## [Work instructions]
Identify the lines holding "live" and copy them.

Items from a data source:

.....

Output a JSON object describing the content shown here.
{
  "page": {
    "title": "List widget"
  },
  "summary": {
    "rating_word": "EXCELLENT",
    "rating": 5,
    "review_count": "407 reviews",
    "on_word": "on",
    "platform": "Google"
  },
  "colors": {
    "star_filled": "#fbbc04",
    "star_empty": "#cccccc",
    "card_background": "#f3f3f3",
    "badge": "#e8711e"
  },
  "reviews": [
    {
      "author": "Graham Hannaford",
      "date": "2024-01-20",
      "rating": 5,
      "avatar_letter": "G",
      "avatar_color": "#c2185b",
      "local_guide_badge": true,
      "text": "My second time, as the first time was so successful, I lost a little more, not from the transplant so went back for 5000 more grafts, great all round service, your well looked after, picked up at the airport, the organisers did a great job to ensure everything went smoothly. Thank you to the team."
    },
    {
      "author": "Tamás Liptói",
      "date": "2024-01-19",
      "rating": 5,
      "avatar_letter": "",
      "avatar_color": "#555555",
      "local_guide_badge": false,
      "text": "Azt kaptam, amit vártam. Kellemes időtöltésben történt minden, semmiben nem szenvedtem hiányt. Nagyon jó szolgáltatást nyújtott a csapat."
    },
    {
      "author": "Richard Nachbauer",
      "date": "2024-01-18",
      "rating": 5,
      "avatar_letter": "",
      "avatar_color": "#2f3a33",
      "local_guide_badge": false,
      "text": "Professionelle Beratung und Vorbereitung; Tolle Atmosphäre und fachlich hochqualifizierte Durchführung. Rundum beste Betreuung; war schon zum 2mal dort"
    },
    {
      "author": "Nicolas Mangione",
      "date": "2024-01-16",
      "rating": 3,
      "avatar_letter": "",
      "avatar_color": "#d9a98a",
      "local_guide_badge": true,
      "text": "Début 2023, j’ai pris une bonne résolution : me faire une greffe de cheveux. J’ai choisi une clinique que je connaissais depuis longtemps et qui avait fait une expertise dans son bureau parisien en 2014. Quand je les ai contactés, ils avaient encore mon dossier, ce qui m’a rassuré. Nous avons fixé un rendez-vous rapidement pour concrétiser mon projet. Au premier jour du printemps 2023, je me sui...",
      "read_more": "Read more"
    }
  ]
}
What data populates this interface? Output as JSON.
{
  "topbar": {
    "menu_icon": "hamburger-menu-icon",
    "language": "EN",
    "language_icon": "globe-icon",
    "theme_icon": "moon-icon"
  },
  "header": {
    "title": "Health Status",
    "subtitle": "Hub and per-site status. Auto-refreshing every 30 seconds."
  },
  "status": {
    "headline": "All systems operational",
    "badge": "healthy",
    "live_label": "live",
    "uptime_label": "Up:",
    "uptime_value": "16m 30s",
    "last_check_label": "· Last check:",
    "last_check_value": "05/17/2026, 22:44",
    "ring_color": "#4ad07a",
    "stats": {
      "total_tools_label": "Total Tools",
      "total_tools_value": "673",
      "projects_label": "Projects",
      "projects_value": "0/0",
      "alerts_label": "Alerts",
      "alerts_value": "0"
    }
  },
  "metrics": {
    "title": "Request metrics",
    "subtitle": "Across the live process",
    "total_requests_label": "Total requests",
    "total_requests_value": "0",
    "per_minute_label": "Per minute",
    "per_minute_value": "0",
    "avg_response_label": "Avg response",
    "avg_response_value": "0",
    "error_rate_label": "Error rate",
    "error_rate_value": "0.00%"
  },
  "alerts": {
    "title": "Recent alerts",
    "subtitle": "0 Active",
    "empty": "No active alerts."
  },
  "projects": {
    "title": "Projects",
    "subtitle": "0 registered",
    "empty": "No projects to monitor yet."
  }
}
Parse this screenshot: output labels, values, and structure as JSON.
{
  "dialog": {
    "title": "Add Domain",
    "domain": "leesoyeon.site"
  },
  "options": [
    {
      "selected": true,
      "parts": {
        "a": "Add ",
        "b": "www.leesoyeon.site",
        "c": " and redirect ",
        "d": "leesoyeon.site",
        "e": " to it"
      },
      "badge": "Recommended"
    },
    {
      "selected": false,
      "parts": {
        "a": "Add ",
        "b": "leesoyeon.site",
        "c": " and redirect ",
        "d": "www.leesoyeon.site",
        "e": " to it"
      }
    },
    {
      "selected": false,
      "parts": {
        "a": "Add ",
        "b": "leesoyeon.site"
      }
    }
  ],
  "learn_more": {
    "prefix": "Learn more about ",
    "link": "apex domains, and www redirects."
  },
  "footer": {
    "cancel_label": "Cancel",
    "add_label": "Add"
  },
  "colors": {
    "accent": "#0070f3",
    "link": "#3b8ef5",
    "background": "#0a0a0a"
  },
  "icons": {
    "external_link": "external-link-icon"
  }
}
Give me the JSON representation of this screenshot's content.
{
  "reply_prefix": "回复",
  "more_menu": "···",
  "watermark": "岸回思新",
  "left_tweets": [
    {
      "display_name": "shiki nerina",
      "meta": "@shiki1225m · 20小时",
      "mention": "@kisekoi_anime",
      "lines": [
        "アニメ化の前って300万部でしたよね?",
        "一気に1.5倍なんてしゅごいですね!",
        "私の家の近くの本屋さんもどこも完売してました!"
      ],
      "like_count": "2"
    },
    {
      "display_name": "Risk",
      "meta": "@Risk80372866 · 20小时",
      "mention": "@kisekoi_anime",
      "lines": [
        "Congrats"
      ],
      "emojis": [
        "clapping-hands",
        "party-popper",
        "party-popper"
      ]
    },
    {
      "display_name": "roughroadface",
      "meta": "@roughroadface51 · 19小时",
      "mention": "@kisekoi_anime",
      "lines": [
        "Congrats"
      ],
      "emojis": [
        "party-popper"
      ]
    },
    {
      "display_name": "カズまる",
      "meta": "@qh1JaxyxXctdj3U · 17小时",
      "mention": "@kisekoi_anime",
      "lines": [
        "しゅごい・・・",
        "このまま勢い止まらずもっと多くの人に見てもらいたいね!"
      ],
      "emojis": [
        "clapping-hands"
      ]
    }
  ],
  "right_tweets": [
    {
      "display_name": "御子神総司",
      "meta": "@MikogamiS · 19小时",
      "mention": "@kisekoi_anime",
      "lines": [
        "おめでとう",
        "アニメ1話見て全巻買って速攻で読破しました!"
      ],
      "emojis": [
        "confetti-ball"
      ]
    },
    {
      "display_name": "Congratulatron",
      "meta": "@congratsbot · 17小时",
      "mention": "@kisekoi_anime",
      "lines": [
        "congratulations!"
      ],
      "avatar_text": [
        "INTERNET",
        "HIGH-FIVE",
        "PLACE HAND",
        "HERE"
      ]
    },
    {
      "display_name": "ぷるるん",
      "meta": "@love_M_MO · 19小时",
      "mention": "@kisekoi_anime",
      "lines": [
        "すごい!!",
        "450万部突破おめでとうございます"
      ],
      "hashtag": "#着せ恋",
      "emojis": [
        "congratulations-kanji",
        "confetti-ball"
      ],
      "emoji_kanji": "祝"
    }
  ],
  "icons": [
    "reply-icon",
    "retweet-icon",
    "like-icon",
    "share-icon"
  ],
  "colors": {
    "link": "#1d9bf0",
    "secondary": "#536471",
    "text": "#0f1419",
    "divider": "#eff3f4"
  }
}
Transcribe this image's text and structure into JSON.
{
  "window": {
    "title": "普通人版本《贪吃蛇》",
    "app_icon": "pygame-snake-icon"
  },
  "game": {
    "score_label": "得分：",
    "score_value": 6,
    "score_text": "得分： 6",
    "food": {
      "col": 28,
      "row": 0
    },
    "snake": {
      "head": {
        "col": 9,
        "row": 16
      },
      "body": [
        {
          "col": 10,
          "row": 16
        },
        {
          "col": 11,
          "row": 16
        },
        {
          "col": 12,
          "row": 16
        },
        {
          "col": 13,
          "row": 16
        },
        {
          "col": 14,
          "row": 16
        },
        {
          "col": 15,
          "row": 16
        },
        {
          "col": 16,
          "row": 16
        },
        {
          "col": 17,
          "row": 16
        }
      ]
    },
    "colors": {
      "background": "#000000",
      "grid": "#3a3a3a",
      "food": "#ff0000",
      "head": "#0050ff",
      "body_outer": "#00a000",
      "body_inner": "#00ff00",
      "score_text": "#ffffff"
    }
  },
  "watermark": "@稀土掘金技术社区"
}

.....

## [Expected answer]
    "live_label": "live",
    "subtitle": "Across the live process",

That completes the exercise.